Worse, workers coming into the program would in practice be giving up their path to political rights. They would, for the most part, never become citizens. They would never get to vote. No one will represent their interests. No one will speak for their schools, their clinics, their wages. No one will stand in their defense when they are abused on the job, hurt, sacked, blacklisted, and sent home.

There is worse still. Bush made clear that this program is not just for workers presently in the country, as the press has mostly been reporting. It is not just for those who may soon arrive. No, it is far broader than that. Here's the president's speech: "If an American employer is offering a job that American citizens are not willing to take, we ought to welcome into our country a person who will fill that job."

This program will permit any employer to admit any worker. From any country. At any time. The only requirement is that it be for a job Americans are not willing to take. But it is easy to create such jobs: Cut wages. Terminate the unions. Lengthen the hours. Speed up the lines. Chicken farmers have known this for years. Bush's plan is a blank check for every bad boss this country has.

There is no reason why principal recruitment of new workers would be from Mexico. It might be, very massively, from China. Or perhaps from India, with its large English-speaking population. Temp agencies would go out on recruiting missions. Some of this competition may displace Mexican and Central American nationals presently working illegally in the United States (and hoping to stay). That would only drive them even further underground.

◆ ◆ ◆ ◆ ◆

Retype the passage on the guest-worker program exactly, starting at "Worse, workers coming" and ending at "and sent home.".

◆ ◆ ◆ ◆ ◆

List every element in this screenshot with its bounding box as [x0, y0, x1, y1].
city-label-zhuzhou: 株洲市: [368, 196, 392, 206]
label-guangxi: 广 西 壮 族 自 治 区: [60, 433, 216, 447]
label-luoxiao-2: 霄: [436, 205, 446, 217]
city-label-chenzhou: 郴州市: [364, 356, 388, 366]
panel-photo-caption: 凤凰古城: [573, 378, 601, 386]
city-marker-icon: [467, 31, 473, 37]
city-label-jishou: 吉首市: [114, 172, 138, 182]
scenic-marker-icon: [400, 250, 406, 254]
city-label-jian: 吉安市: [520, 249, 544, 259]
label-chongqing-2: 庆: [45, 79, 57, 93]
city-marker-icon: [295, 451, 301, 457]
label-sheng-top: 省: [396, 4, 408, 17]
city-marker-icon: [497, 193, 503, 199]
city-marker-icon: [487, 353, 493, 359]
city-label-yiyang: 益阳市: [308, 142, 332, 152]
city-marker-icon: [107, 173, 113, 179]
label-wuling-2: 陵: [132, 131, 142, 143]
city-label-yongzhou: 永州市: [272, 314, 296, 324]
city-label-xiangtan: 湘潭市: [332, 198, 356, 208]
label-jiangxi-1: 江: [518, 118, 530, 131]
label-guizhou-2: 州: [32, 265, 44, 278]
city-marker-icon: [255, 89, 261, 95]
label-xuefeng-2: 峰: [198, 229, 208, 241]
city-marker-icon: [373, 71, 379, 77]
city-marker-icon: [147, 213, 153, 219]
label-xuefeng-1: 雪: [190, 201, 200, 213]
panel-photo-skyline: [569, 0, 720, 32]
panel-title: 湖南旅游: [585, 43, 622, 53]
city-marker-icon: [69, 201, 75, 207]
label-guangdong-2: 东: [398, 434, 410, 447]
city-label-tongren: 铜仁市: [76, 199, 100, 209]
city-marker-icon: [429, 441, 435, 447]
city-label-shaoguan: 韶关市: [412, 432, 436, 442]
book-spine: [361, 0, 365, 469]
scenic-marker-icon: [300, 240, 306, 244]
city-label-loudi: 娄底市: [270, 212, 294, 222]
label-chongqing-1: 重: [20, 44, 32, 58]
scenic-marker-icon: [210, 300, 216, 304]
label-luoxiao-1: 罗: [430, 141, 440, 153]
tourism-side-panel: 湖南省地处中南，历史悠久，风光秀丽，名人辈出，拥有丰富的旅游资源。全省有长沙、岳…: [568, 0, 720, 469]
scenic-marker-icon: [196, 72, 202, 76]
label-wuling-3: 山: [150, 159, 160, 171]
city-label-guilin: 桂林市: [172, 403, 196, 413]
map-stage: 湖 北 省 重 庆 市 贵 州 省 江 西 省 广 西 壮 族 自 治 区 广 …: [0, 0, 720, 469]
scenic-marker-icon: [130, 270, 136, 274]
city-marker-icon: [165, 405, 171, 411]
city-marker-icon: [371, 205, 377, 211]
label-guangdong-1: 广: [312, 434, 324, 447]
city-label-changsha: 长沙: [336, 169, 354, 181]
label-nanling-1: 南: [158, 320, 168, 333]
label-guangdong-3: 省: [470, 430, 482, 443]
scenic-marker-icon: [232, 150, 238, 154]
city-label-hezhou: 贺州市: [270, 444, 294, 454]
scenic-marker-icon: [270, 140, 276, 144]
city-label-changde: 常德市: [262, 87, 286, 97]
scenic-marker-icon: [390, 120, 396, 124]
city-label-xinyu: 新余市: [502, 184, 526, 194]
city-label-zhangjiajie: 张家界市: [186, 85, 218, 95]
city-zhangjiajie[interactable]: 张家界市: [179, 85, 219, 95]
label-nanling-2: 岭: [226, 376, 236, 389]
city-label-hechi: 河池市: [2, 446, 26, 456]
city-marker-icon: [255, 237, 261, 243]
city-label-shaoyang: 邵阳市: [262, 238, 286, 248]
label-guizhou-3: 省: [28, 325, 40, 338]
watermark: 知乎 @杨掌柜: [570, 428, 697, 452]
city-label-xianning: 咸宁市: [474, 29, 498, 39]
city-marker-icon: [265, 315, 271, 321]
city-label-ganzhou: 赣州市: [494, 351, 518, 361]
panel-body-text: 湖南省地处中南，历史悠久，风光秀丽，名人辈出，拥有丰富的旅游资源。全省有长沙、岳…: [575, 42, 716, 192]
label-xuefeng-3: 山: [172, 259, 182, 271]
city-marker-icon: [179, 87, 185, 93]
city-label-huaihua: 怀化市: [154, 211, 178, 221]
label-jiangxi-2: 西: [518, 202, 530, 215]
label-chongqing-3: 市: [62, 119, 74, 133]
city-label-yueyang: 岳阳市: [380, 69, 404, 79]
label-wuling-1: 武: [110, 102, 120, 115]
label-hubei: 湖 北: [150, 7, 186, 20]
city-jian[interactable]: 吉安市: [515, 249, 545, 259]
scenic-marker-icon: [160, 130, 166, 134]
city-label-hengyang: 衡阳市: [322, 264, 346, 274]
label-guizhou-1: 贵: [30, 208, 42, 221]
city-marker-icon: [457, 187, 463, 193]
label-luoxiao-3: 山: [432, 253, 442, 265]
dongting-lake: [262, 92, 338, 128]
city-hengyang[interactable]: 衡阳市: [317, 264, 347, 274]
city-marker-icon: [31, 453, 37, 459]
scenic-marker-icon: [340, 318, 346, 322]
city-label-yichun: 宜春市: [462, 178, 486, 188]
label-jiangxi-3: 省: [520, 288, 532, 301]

◆ ◆ ◆ ◆ ◆

> EXERCISE SOLUTION
Worse, workers coming into the program would in practice be giving up their path to political rights. They would, for the most part, never become citizens. They would never get to vote. No one will represent their interests. No one will speak for their schools, their clinics, their wages. No one will stand in their defense when they are abused on the job, hurt, sacked, blacklisted, and sent home.